• TASK DETAILS
Reproduce all of the material exactly as shown.

• ENTRIES PROVIDED
--

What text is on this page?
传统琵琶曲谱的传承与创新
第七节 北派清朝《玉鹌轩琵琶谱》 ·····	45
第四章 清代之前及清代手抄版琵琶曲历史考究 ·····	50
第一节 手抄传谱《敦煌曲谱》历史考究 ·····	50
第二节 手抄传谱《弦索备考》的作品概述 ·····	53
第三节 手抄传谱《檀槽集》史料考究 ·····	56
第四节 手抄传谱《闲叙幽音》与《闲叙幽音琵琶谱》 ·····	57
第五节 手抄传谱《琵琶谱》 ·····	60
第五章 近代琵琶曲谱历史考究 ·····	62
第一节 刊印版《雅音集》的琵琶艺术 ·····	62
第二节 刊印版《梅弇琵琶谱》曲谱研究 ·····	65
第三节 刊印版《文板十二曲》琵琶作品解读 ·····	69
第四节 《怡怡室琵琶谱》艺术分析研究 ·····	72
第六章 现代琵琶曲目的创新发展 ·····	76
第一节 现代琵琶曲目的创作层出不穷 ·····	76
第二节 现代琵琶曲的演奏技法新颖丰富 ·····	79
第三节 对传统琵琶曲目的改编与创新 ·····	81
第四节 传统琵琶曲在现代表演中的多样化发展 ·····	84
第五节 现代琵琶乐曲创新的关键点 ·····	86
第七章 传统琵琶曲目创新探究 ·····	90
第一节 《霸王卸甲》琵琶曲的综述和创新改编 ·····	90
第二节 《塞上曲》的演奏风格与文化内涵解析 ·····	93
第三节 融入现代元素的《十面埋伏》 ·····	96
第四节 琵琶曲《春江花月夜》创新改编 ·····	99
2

--

• COMPLETED EXERCISE
What text is on this page?
传统琵琶曲谱的传承与创新
第七节 北派清朝《玉鹌轩琵琶谱》 ·····	45
第四章 清代之前及清代手抄版琵琶曲历史考究 ·····	50
第一节 手抄传谱《敦煌曲谱》历史考究 ·····	50
第二节 手抄传谱《弦索备考》的作品概述 ·····	53
第三节 手抄传谱《檀槽集》史料考究 ·····	56
第四节 手抄传谱《闲叙幽音》与《闲叙幽音琵琶谱》 ·····	57
第五节 手抄传谱《琵琶谱》 ·····	60
第五章 近代琵琶曲谱历史考究 ·····	62
第一节 刊印版《雅音集》的琵琶艺术 ·····	62
第二节 刊印版《梅弇琵琶谱》曲谱研究 ·····	65
第三节 刊印版《文板十二曲》琵琶作品解读 ·····	69
第四节 《怡怡室琵琶谱》艺术分析研究 ·····	72
第六章 现代琵琶曲目的创新发展 ·····	76
第一节 现代琵琶曲目的创作层出不穷 ·····	76
第二节 现代琵琶曲的演奏技法新颖丰富 ·····	79
第三节 对传统琵琶曲目的改编与创新 ·····	81
第四节 传统琵琶曲在现代表演中的多样化发展 ·····	84
第五节 现代琵琶乐曲创新的关键点 ·····	86
第七章 传统琵琶曲目创新探究 ·····	90
第一节 《霸王卸甲》琵琶曲的综述和创新改编 ·····	90
第二节 《塞上曲》的演奏风格与文化内涵解析 ·····	93
第三节 融入现代元素的《十面埋伏》 ·····	96
第四节 琵琶曲《春江花月夜》创新改编 ·····	99
2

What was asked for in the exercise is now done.